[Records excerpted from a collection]
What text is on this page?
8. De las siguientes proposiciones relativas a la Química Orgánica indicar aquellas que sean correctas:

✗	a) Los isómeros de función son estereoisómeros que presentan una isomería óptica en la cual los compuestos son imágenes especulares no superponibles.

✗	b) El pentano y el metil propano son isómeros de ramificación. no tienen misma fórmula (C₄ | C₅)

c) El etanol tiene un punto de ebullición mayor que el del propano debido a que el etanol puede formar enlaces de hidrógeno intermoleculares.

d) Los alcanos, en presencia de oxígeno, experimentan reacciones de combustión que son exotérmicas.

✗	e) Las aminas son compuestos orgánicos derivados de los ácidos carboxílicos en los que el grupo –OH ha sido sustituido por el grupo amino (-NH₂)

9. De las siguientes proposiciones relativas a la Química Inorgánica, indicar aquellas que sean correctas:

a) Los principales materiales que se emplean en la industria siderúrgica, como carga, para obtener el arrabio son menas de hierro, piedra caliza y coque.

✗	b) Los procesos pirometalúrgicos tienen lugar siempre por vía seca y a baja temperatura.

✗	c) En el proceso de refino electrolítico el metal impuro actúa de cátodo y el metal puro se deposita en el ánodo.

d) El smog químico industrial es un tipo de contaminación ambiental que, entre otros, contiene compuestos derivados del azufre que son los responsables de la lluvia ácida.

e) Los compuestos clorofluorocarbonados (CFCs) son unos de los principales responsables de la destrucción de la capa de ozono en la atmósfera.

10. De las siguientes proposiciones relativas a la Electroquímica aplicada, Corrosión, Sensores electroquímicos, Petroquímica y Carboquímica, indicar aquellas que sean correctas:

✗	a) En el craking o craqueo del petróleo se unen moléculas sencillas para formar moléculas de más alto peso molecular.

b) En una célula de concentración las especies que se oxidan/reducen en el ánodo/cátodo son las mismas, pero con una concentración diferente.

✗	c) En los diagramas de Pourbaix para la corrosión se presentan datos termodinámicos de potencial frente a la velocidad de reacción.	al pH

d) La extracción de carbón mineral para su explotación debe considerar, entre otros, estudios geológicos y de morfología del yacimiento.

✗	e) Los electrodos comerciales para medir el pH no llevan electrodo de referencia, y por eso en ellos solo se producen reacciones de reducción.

Work to be completed: From the entries above, copy each line that holds "sean".

Solved exercise:
8. De las siguientes proposiciones relativas a la Química Orgánica indicar aquellas que sean correctas:
9. De las siguientes proposiciones relativas a la Química Inorgánica, indicar aquellas que sean correctas:
10. De las siguientes proposiciones relativas a la Electroquímica aplicada, Corrosión, Sensores electroquímicos, Petroquímica y Carboquímica, indicar aquellas que sean correctas:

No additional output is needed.